======== Dataset records

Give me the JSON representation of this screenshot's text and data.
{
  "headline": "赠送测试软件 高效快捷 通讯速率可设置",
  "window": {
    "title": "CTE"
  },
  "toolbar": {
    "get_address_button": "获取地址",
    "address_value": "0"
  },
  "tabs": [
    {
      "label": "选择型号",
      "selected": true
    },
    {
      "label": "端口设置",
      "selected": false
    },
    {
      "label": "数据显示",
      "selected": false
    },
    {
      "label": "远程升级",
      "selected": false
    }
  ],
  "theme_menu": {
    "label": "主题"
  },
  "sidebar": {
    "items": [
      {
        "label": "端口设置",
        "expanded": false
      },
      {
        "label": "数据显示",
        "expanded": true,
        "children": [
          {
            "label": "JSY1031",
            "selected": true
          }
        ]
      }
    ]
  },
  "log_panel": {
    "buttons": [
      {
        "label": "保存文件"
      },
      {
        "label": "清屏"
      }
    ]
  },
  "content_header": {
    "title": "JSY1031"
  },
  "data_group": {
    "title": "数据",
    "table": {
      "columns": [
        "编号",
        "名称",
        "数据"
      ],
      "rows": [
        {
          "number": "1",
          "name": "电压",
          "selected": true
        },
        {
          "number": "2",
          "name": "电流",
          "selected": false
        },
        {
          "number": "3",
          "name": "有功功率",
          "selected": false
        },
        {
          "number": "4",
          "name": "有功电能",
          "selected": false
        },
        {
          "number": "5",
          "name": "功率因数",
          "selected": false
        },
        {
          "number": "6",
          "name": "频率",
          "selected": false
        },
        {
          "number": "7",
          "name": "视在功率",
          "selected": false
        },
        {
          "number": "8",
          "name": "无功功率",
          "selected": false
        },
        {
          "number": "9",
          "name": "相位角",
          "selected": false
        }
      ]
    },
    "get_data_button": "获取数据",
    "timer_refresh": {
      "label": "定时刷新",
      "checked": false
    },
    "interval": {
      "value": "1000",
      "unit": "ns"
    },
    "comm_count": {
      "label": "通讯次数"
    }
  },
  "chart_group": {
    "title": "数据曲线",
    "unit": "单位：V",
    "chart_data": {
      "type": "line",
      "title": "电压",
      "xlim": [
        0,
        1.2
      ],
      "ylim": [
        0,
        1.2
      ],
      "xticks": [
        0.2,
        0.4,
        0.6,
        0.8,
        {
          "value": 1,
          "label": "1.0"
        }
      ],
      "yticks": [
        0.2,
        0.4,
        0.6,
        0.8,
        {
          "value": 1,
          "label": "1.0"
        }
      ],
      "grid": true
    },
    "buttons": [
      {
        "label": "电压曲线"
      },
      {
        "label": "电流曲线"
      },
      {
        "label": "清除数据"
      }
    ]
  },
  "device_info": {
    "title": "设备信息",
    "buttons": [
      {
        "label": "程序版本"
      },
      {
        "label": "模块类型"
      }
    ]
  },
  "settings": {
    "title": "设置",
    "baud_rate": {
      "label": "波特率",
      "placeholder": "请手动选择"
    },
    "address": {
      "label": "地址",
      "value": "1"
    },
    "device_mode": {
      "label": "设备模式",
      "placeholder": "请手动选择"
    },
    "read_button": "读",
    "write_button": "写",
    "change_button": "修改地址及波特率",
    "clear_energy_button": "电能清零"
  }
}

================

Retype the records that precede this task, keeping them exactly the same.

→ **Right answer**:
Give me the JSON representation of this screenshot's text and data.
{
  "headline": "赠送测试软件 高效快捷 通讯速率可设置",
  "window": {
    "title": "CTE"
  },
  "toolbar": {
    "get_address_button": "获取地址",
    "address_value": "0"
  },
  "tabs": [
    {
      "label": "选择型号",
      "selected": true
    },
    {
      "label": "端口设置",
      "selected": false
    },
    {
      "label": "数据显示",
      "selected": false
    },
    {
      "label": "远程升级",
      "selected": false
    }
  ],
  "theme_menu": {
    "label": "主题"
  },
  "sidebar": {
    "items": [
      {
        "label": "端口设置",
        "expanded": false
      },
      {
        "label": "数据显示",
        "expanded": true,
        "children": [
          {
            "label": "JSY1031",
            "selected": true
          }
        ]
      }
    ]
  },
  "log_panel": {
    "buttons": [
      {
        "label": "保存文件"
      },
      {
        "label": "清屏"
      }
    ]
  },
  "content_header": {
    "title": "JSY1031"
  },
  "data_group": {
    "title": "数据",
    "table": {
      "columns": [
        "编号",
        "名称",
        "数据"
      ],
      "rows": [
        {
          "number": "1",
          "name": "电压",
          "selected": true
        },
        {
          "number": "2",
          "name": "电流",
          "selected": false
        },
        {
          "number": "3",
          "name": "有功功率",
          "selected": false
        },
        {
          "number": "4",
          "name": "有功电能",
          "selected": false
        },
        {
          "number": "5",
          "name": "功率因数",
          "selected": false
        },
        {
          "number": "6",
          "name": "频率",
          "selected": false
        },
        {
          "number": "7",
          "name": "视在功率",
          "selected": false
        },
        {
          "number": "8",
          "name": "无功功率",
          "selected": false
        },
        {
          "number": "9",
          "name": "相位角",
          "selected": false
        }
      ]
    },
    "get_data_button": "获取数据",
    "timer_refresh": {
      "label": "定时刷新",
      "checked": false
    },
    "interval": {
      "value": "1000",
      "unit": "ns"
    },
    "comm_count": {
      "label": "通讯次数"
    }
  },
  "chart_group": {
    "title": "数据曲线",
    "unit": "单位：V",
    "chart_data": {
      "type": "line",
      "title": "电压",
      "xlim": [
        0,
        1.2
      ],
      "ylim": [
        0,
        1.2
      ],
      "xticks": [
        0.2,
        0.4,
        0.6,
        0.8,
        {
          "value": 1,
          "label": "1.0"
        }
      ],
      "yticks": [
        0.2,
        0.4,
        0.6,
        0.8,
        {
          "value": 1,
          "label": "1.0"
        }
      ],
      "grid": true
    },
    "buttons": [
      {
        "label": "电压曲线"
      },
      {
        "label": "电流曲线"
      },
      {
        "label": "清除数据"
      }
    ]
  },
  "device_info": {
    "title": "设备信息",
    "buttons": [
      {
        "label": "程序版本"
      },
      {
        "label": "模块类型"
      }
    ]
  },
  "settings": {
    "title": "设置",
    "baud_rate": {
      "label": "波特率",
      "placeholder": "请手动选择"
    },
    "address": {
      "label": "地址",
      "value": "1"
    },
    "device_mode": {
      "label": "设备模式",
      "placeholder": "请手动选择"
    },
    "read_button": "读",
    "write_button": "写",
    "change_button": "修改地址及波特率",
    "clear_energy_button": "电能清零"
  }
}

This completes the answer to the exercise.